Start of Exercise materials

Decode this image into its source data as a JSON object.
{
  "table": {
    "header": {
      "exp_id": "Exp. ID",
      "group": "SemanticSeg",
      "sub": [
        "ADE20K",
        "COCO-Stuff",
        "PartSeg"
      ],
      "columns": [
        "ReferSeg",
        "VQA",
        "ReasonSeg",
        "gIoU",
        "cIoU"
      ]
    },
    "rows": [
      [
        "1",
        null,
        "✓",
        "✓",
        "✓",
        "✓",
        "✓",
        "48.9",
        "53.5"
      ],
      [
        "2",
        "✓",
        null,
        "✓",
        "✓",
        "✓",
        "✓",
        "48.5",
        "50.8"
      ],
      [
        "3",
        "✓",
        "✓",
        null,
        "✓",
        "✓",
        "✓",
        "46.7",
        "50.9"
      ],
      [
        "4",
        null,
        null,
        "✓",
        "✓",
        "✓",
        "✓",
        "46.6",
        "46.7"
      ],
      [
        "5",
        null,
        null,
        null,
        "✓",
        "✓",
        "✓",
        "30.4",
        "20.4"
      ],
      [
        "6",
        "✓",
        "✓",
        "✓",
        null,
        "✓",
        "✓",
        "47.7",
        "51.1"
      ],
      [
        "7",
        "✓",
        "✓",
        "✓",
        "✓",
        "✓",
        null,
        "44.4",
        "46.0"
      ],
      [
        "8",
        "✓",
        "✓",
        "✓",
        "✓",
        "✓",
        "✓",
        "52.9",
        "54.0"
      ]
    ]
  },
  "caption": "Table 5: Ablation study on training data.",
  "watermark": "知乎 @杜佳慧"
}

End of Exercise materials
Start of Exercise materials

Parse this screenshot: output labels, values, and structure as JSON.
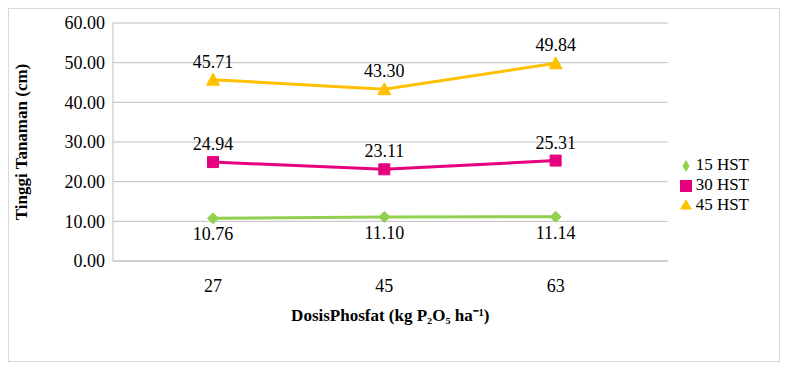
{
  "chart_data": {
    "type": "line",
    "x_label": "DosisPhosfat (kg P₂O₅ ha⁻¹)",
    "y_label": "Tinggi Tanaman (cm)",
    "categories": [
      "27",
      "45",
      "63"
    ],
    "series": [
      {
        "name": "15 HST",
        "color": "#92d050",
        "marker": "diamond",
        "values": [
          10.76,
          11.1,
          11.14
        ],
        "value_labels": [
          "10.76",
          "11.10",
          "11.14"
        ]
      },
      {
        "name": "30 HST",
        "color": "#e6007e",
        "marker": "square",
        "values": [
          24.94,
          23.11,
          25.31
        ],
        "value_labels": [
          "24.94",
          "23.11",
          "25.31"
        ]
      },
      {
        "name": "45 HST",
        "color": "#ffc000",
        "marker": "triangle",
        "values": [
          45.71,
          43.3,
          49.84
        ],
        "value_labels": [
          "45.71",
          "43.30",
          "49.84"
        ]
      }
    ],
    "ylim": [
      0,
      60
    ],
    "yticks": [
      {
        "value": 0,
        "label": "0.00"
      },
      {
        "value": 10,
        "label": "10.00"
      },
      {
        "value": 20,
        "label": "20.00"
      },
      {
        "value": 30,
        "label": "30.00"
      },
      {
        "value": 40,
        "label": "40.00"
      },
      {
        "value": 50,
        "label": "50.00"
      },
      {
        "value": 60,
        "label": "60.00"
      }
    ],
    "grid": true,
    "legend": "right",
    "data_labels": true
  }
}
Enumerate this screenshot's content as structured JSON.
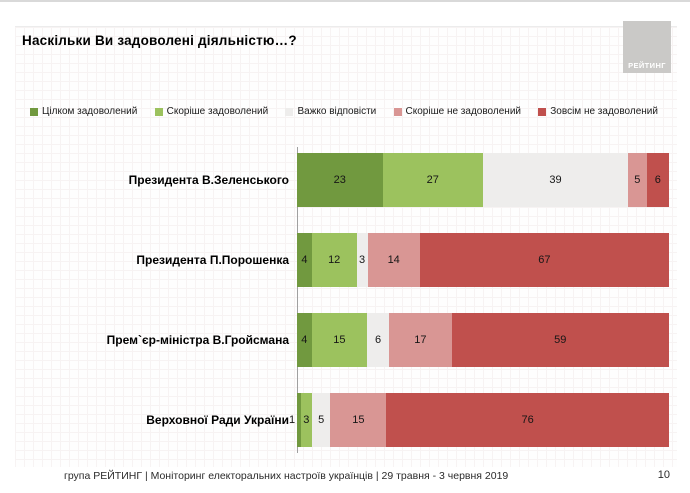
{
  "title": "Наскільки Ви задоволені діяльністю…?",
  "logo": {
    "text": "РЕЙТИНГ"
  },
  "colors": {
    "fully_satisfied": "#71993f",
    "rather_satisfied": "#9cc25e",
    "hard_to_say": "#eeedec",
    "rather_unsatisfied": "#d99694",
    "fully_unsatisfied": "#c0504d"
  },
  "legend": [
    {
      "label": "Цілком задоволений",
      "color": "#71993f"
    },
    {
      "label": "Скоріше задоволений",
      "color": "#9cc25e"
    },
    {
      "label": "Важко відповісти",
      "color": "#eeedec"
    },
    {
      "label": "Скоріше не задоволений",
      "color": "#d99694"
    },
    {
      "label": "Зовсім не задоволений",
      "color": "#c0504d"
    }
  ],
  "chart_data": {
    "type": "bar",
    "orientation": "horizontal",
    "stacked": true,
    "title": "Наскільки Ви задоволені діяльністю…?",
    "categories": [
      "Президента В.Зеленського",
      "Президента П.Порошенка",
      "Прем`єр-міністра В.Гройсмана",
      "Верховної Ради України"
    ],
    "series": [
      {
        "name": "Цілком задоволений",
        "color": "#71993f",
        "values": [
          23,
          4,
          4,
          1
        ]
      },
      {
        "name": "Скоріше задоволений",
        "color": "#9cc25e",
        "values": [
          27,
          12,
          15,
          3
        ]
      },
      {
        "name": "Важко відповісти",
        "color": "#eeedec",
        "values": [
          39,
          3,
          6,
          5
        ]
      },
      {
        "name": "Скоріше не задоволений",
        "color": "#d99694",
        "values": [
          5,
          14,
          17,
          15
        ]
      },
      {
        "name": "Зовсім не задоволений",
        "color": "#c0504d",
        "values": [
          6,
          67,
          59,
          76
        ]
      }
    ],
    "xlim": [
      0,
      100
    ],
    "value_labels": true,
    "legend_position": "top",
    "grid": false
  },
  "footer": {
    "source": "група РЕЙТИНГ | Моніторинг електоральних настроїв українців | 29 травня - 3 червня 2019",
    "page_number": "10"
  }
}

End of Exercise materials
Start of Exercise materials

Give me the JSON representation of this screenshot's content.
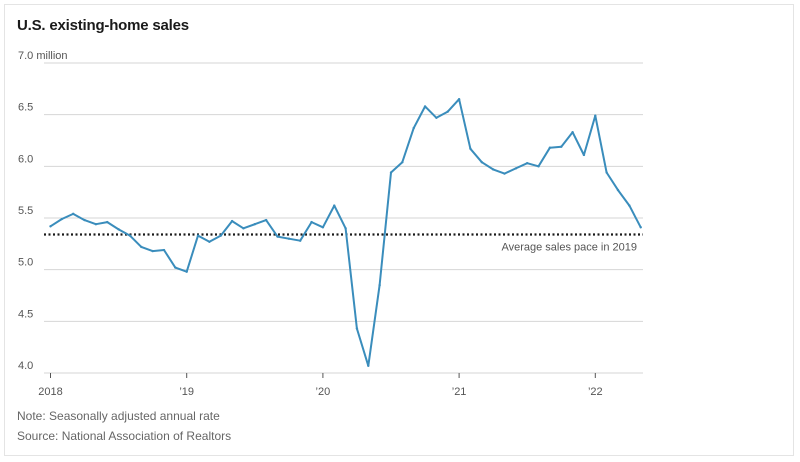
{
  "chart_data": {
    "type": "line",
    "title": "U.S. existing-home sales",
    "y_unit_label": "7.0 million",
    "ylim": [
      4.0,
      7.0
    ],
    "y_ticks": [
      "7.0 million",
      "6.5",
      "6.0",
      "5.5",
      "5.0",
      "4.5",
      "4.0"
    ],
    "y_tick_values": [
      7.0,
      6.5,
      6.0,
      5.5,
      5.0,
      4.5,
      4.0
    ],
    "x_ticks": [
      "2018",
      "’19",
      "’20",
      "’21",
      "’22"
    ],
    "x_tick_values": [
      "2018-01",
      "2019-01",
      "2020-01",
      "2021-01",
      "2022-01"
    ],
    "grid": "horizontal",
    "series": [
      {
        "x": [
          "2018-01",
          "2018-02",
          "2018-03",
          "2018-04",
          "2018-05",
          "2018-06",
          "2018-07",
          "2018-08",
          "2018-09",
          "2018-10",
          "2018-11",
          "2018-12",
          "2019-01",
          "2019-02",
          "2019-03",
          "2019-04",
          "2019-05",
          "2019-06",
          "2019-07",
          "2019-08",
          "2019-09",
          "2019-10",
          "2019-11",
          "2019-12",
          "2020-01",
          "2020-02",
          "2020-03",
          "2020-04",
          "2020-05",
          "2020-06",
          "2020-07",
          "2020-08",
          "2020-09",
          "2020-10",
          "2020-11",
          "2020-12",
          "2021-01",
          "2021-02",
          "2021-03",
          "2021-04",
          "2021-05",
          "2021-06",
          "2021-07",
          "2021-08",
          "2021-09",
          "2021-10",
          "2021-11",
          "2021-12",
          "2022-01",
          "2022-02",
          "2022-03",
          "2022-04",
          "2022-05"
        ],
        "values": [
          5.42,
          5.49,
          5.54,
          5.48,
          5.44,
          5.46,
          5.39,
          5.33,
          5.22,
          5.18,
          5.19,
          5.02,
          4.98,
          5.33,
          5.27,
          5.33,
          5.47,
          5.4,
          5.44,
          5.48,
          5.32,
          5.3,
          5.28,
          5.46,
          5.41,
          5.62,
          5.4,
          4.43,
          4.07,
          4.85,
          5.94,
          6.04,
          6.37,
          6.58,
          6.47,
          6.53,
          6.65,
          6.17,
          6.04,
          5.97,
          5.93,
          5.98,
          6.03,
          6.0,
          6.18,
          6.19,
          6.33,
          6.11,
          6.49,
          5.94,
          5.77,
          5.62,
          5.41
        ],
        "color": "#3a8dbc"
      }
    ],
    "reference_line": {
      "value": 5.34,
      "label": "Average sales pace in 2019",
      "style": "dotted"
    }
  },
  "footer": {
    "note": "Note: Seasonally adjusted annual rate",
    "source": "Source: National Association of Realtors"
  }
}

End of Exercise materials

*Task details*: Copy each line above containing the string "задоволений".

*Right answer*:
      "label": "Цілком задоволений",
      "label": "Скоріше задоволений",
      "label": "Скоріше не задоволений",
      "label": "Зовсім не задоволений",
        "name": "Цілком задоволений",
        "name": "Скоріше задоволений",
        "name": "Скоріше не задоволений",
        "name": "Зовсім не задоволений",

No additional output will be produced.